Passage source:

■ ■ ■

Les principes que je viens d’exposer sont absolument généraux. Ils s’appliquent à l’éducation de l’homme aussi bien qu’à l’acquisition des instincts des animaux et à la formation des caractères des peuples.

La base de toutes les acquisitions mentales durables est toujours la formation de réflexes inconscients produits par des associations d’abord conscientes. Il n’y a pas d’autres moyens de faire passer le conscient dans l’inconscient.

Et pour montrer la généralité et la fécondité de ces principes fondamentaux de l’éducation, nous allons les appliquer à des cas difficiles, tels que la formation de certains instincts et des caractères psychologiques des races.

■ ■ ■

Liste des enregistrements:

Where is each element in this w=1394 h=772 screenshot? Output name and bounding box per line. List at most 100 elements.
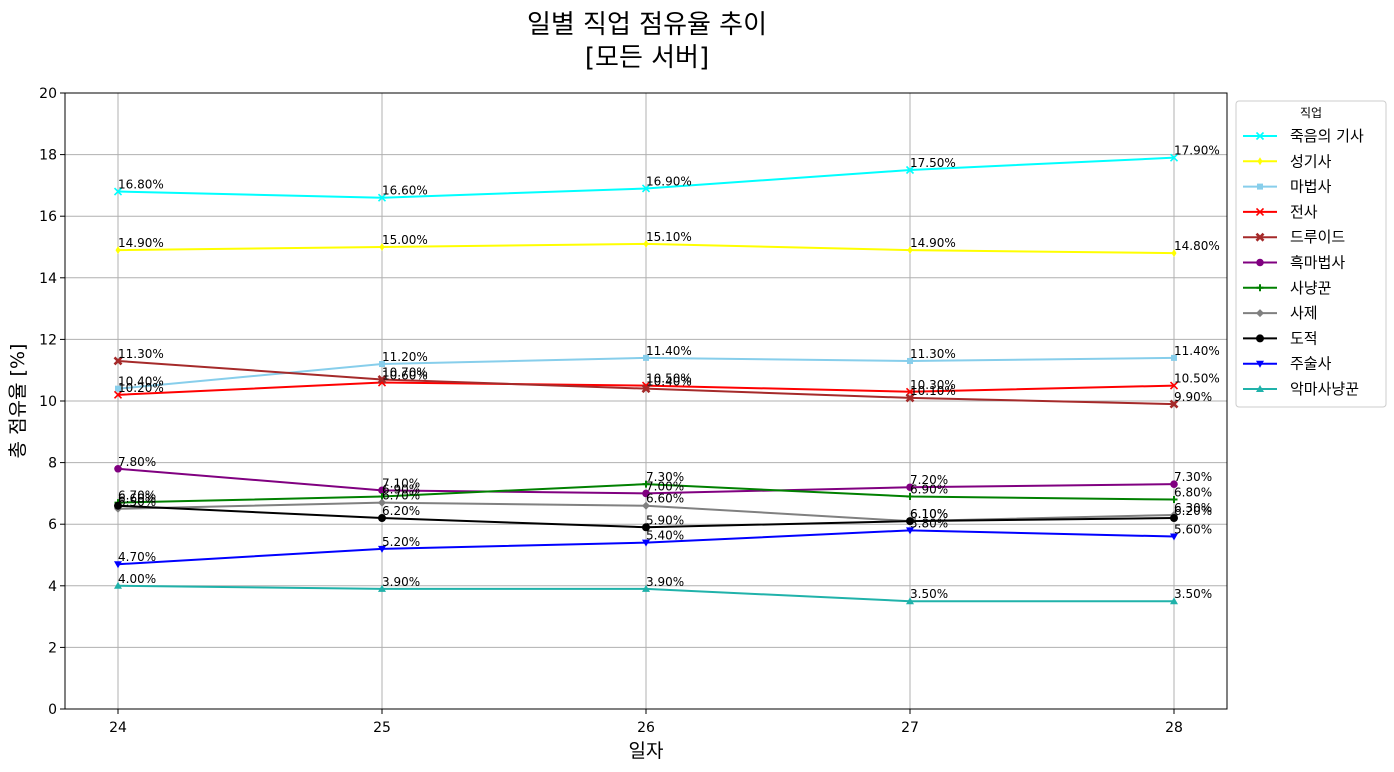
data-label: 5.80% — [910, 516, 948, 530]
data-point — [1171, 249, 1177, 258]
data-label: 17.50% — [910, 156, 956, 170]
data-point — [906, 597, 914, 605]
data-label: 6.60% — [118, 492, 156, 506]
data-point — [379, 243, 385, 251]
data-label: 10.20% — [118, 381, 164, 395]
data-label: 14.90% — [118, 236, 164, 250]
data-label: 5.60% — [1174, 523, 1212, 537]
data-label: 10.10% — [910, 384, 956, 398]
data-point — [115, 246, 121, 255]
data-label: 7.00% — [646, 479, 684, 493]
y-tick-label: 6 — [48, 517, 57, 533]
data-label: 10.40% — [646, 375, 692, 389]
y-axis-label: 총 점유율 [%] — [7, 344, 29, 459]
series-layer — [113, 153, 1179, 605]
y-tick-label: 20 — [39, 86, 57, 102]
data-point — [642, 584, 650, 592]
legend-label: 사냥꾼 — [1290, 279, 1332, 297]
legend-label: 성기사 — [1290, 152, 1332, 170]
data-point — [642, 501, 650, 510]
data-point — [905, 393, 915, 403]
data-label: 15.10% — [646, 230, 692, 244]
y-tick-label: 2 — [48, 640, 57, 656]
legend-item: 드루이드 — [1243, 228, 1345, 246]
legend-marker — [1256, 385, 1264, 392]
series-드루이드 — [113, 356, 1179, 409]
series-도적 — [114, 501, 1178, 532]
data-label: 4.00% — [118, 572, 156, 586]
x-tick-label: 26 — [637, 720, 655, 736]
data-point — [1169, 381, 1179, 390]
data-label: 7.10% — [382, 476, 420, 490]
legend-label: 도적 — [1290, 329, 1318, 347]
x-axis-label: 일자 — [629, 740, 664, 762]
data-label: 10.30% — [910, 378, 956, 392]
legend-marker — [1256, 360, 1264, 368]
data-label: 3.90% — [382, 575, 420, 589]
data-point — [114, 501, 122, 510]
series-악마사냥꾼 — [114, 581, 1178, 605]
chart-title-line2: [모든 서버] — [585, 43, 709, 73]
data-label: 7.30% — [646, 470, 684, 484]
data-label: 6.80% — [1174, 486, 1212, 500]
data-point — [378, 545, 386, 553]
data-label: 10.70% — [382, 365, 428, 379]
y-tick-label: 16 — [39, 209, 57, 225]
y-tick-label: 10 — [39, 394, 57, 410]
legend-item: 사제 — [1243, 304, 1318, 322]
data-label: 5.40% — [646, 529, 684, 543]
legend-item: 주술사 — [1243, 355, 1332, 373]
data-labels-layer: 16.80% 16.60% 16.90% 17.50% 17.90% 14.90% 15.0… — [118, 144, 1220, 602]
data-point — [379, 361, 385, 368]
data-label: 7.30% — [1174, 470, 1212, 484]
series-흑마법사 — [114, 464, 1178, 498]
y-tick-label: 8 — [48, 456, 57, 472]
legend-item: 사냥꾼 — [1243, 279, 1332, 297]
legend-item: 악마사냥꾼 — [1243, 380, 1359, 398]
legend-label: 악마사냥꾼 — [1290, 380, 1359, 398]
legend-label: 사제 — [1290, 304, 1318, 322]
data-point — [643, 354, 649, 361]
legend-item: 성기사 — [1243, 152, 1332, 170]
data-point — [642, 539, 650, 547]
data-point — [906, 492, 914, 500]
data-label: 5.20% — [382, 535, 420, 549]
data-point — [1169, 153, 1179, 162]
data-label: 7.20% — [910, 473, 948, 487]
data-label: 16.60% — [382, 184, 428, 198]
data-label: 3.50% — [1174, 587, 1212, 601]
y-axis: 0 2 4 6 8 10 12 14 16 18 20 — [39, 86, 65, 718]
legend-marker — [1256, 334, 1264, 343]
data-label: 10.50% — [1174, 372, 1220, 386]
data-label: 9.90% — [1174, 390, 1212, 404]
data-label: 6.70% — [118, 489, 156, 503]
data-label: 10.60% — [382, 369, 428, 383]
data-label: 16.80% — [118, 178, 164, 192]
x-tick-label: 25 — [373, 720, 391, 736]
data-label: 10.40% — [118, 375, 164, 389]
y-tick-label: 12 — [39, 332, 57, 348]
data-point — [377, 193, 387, 202]
legend-label: 전사 — [1290, 203, 1318, 221]
data-label: 15.00% — [382, 233, 428, 247]
data-point — [907, 357, 913, 364]
legend-title: 직업 — [1300, 106, 1322, 120]
data-point — [905, 165, 915, 175]
legend-marker — [1256, 258, 1264, 267]
data-label: 11.40% — [646, 344, 692, 358]
data-label: 11.40% — [1174, 344, 1220, 358]
data-label: 6.90% — [382, 482, 420, 496]
legend-marker — [1257, 157, 1263, 166]
x-tick-label: 27 — [901, 720, 919, 736]
data-point — [906, 483, 914, 492]
data-point — [643, 239, 649, 248]
series-사냥꾼 — [114, 480, 1178, 507]
legend-marker — [1256, 284, 1264, 292]
chart-title-line1: 일별 직업 점유율 추이 — [527, 10, 767, 40]
y-tick-label: 14 — [39, 271, 57, 287]
series-죽음의 기사 — [113, 153, 1179, 202]
data-label: 3.90% — [646, 575, 684, 589]
data-label: 6.30% — [1174, 501, 1212, 515]
data-point — [378, 584, 386, 592]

■ ■ ■

Énoncé 1: D'après le passage sur l'éducation, sur quoi reposent toutes les acquisitions mentales durables ?
Énoncé 2: Résumez en une phrase plus courte le paragraphe du passage sur l'éducation qui commence par « Les principes que je viens d’exposer », sans perdre ses faits principaux.
Énoncé 3: Recopiez le passage sur l'éducation à l'identique, en commençant par « Et pour montrer » et en poursuivant jusqu'à « psychologiques des races. ».
Les enregistrements n'ont aucun rôle ici.

Réponse rédigée 1: Elles reposent sur la formation de réflexes inconscients produits par des associations d'abord conscientes.

Réponse rédigée 2: Ces principes sont tout à fait généraux et valent pour l'éducation de l'homme, pour l'acquisition des instincts des animaux et pour la formation du caractère des peuples.

Réponse rédigée 3:
Et pour montrer la généralité et la fécondité de ces principes fondamentaux de l’éducation, nous allons les appliquer à des cas difficiles, tels que la formation de certains instincts et des caractères psychologiques des races.